*Aim of the exercise:*
Take the data below and repeat it exactly.
>> Start Stored data
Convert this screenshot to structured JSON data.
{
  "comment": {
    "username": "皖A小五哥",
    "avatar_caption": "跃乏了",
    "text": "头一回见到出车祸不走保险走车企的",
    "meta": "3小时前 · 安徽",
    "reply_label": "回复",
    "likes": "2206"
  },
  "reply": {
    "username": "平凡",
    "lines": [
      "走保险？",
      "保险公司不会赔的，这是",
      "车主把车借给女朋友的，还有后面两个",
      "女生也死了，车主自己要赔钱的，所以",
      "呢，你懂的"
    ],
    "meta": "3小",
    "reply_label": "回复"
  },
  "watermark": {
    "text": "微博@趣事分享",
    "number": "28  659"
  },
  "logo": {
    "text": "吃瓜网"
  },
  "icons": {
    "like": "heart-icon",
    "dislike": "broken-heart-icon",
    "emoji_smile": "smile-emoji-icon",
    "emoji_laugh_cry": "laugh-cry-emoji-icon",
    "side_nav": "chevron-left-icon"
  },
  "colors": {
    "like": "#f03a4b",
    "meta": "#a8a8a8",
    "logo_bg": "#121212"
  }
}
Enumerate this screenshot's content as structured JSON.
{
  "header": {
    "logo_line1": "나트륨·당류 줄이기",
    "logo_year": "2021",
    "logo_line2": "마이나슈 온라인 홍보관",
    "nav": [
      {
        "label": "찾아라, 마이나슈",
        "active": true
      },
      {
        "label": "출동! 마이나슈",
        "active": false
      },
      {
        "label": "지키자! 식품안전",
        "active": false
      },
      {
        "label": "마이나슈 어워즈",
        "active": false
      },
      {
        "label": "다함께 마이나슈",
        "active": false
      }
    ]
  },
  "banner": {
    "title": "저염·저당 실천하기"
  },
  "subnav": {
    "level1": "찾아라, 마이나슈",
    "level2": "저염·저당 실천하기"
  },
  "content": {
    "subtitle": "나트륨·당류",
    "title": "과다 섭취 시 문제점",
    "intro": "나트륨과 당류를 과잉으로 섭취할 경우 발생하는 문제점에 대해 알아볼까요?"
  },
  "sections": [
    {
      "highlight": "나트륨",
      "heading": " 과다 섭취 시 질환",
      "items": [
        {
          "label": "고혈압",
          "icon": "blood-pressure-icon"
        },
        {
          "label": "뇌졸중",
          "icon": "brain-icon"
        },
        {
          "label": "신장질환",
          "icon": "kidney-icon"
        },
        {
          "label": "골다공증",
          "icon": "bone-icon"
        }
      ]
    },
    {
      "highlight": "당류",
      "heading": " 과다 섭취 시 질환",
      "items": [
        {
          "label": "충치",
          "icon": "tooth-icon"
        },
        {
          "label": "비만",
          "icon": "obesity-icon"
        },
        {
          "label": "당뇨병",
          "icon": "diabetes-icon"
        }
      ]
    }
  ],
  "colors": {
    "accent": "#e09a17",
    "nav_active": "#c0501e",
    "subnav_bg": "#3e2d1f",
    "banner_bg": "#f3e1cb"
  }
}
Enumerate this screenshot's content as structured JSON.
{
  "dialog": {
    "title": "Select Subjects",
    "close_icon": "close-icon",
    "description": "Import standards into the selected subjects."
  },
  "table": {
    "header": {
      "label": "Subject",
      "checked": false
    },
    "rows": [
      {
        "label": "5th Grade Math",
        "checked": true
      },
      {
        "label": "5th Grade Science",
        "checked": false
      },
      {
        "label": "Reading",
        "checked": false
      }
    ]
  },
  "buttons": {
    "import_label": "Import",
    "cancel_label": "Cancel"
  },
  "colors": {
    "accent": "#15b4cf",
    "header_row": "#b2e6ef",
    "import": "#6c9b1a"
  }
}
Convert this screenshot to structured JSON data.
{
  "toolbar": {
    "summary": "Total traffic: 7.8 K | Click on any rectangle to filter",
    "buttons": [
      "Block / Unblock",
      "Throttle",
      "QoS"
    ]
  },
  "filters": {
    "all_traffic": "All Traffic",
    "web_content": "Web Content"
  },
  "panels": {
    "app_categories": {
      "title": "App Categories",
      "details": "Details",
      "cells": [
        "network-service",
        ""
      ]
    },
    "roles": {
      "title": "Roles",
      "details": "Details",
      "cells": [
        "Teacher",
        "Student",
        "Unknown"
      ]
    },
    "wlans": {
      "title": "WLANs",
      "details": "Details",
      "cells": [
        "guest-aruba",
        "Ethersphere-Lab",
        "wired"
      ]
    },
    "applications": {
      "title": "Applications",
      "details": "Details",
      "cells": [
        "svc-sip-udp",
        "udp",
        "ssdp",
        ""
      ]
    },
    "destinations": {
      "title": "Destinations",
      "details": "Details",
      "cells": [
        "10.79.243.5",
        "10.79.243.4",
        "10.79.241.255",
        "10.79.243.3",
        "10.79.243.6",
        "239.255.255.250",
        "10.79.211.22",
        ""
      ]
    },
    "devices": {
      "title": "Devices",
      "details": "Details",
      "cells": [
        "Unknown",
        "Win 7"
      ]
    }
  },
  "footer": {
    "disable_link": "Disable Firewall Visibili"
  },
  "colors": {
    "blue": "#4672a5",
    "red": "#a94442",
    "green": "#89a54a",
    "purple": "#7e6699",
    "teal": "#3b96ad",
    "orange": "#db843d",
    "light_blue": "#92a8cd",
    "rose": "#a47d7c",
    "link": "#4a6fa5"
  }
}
>> End Stored data
*Right answer:*
Convert this screenshot to structured JSON data.
{
  "comment": {
    "username": "皖A小五哥",
    "avatar_caption": "跃乏了",
    "text": "头一回见到出车祸不走保险走车企的",
    "meta": "3小时前 · 安徽",
    "reply_label": "回复",
    "likes": "2206"
  },
  "reply": {
    "username": "平凡",
    "lines": [
      "走保险？",
      "保险公司不会赔的，这是",
      "车主把车借给女朋友的，还有后面两个",
      "女生也死了，车主自己要赔钱的，所以",
      "呢，你懂的"
    ],
    "meta": "3小",
    "reply_label": "回复"
  },
  "watermark": {
    "text": "微博@趣事分享",
    "number": "28  659"
  },
  "logo": {
    "text": "吃瓜网"
  },
  "icons": {
    "like": "heart-icon",
    "dislike": "broken-heart-icon",
    "emoji_smile": "smile-emoji-icon",
    "emoji_laugh_cry": "laugh-cry-emoji-icon",
    "side_nav": "chevron-left-icon"
  },
  "colors": {
    "like": "#f03a4b",
    "meta": "#a8a8a8",
    "logo_bg": "#121212"
  }
}
Enumerate this screenshot's content as structured JSON.
{
  "header": {
    "logo_line1": "나트륨·당류 줄이기",
    "logo_year": "2021",
    "logo_line2": "마이나슈 온라인 홍보관",
    "nav": [
      {
        "label": "찾아라, 마이나슈",
        "active": true
      },
      {
        "label": "출동! 마이나슈",
        "active": false
      },
      {
        "label": "지키자! 식품안전",
        "active": false
      },
      {
        "label": "마이나슈 어워즈",
        "active": false
      },
      {
        "label": "다함께 마이나슈",
        "active": false
      }
    ]
  },
  "banner": {
    "title": "저염·저당 실천하기"
  },
  "subnav": {
    "level1": "찾아라, 마이나슈",
    "level2": "저염·저당 실천하기"
  },
  "content": {
    "subtitle": "나트륨·당류",
    "title": "과다 섭취 시 문제점",
    "intro": "나트륨과 당류를 과잉으로 섭취할 경우 발생하는 문제점에 대해 알아볼까요?"
  },
  "sections": [
    {
      "highlight": "나트륨",
      "heading": " 과다 섭취 시 질환",
      "items": [
        {
          "label": "고혈압",
          "icon": "blood-pressure-icon"
        },
        {
          "label": "뇌졸중",
          "icon": "brain-icon"
        },
        {
          "label": "신장질환",
          "icon": "kidney-icon"
        },
        {
          "label": "골다공증",
          "icon": "bone-icon"
        }
      ]
    },
    {
      "highlight": "당류",
      "heading": " 과다 섭취 시 질환",
      "items": [
        {
          "label": "충치",
          "icon": "tooth-icon"
        },
        {
          "label": "비만",
          "icon": "obesity-icon"
        },
        {
          "label": "당뇨병",
          "icon": "diabetes-icon"
        }
      ]
    }
  ],
  "colors": {
    "accent": "#e09a17",
    "nav_active": "#c0501e",
    "subnav_bg": "#3e2d1f",
    "banner_bg": "#f3e1cb"
  }
}
Enumerate this screenshot's content as structured JSON.
{
  "dialog": {
    "title": "Select Subjects",
    "close_icon": "close-icon",
    "description": "Import standards into the selected subjects."
  },
  "table": {
    "header": {
      "label": "Subject",
      "checked": false
    },
    "rows": [
      {
        "label": "5th Grade Math",
        "checked": true
      },
      {
        "label": "5th Grade Science",
        "checked": false
      },
      {
        "label": "Reading",
        "checked": false
      }
    ]
  },
  "buttons": {
    "import_label": "Import",
    "cancel_label": "Cancel"
  },
  "colors": {
    "accent": "#15b4cf",
    "header_row": "#b2e6ef",
    "import": "#6c9b1a"
  }
}
Convert this screenshot to structured JSON data.
{
  "toolbar": {
    "summary": "Total traffic: 7.8 K | Click on any rectangle to filter",
    "buttons": [
      "Block / Unblock",
      "Throttle",
      "QoS"
    ]
  },
  "filters": {
    "all_traffic": "All Traffic",
    "web_content": "Web Content"
  },
  "panels": {
    "app_categories": {
      "title": "App Categories",
      "details": "Details",
      "cells": [
        "network-service",
        ""
      ]
    },
    "roles": {
      "title": "Roles",
      "details": "Details",
      "cells": [
        "Teacher",
        "Student",
        "Unknown"
      ]
    },
    "wlans": {
      "title": "WLANs",
      "details": "Details",
      "cells": [
        "guest-aruba",
        "Ethersphere-Lab",
        "wired"
      ]
    },
    "applications": {
      "title": "Applications",
      "details": "Details",
      "cells": [
        "svc-sip-udp",
        "udp",
        "ssdp",
        ""
      ]
    },
    "destinations": {
      "title": "Destinations",
      "details": "Details",
      "cells": [
        "10.79.243.5",
        "10.79.243.4",
        "10.79.241.255",
        "10.79.243.3",
        "10.79.243.6",
        "239.255.255.250",
        "10.79.211.22",
        ""
      ]
    },
    "devices": {
      "title": "Devices",
      "details": "Details",
      "cells": [
        "Unknown",
        "Win 7"
      ]
    }
  },
  "footer": {
    "disable_link": "Disable Firewall Visibili"
  },
  "colors": {
    "blue": "#4672a5",
    "red": "#a94442",
    "green": "#89a54a",
    "purple": "#7e6699",
    "teal": "#3b96ad",
    "orange": "#db843d",
    "light_blue": "#92a8cd",
    "rose": "#a47d7c",
    "link": "#4a6fa5"
  }
}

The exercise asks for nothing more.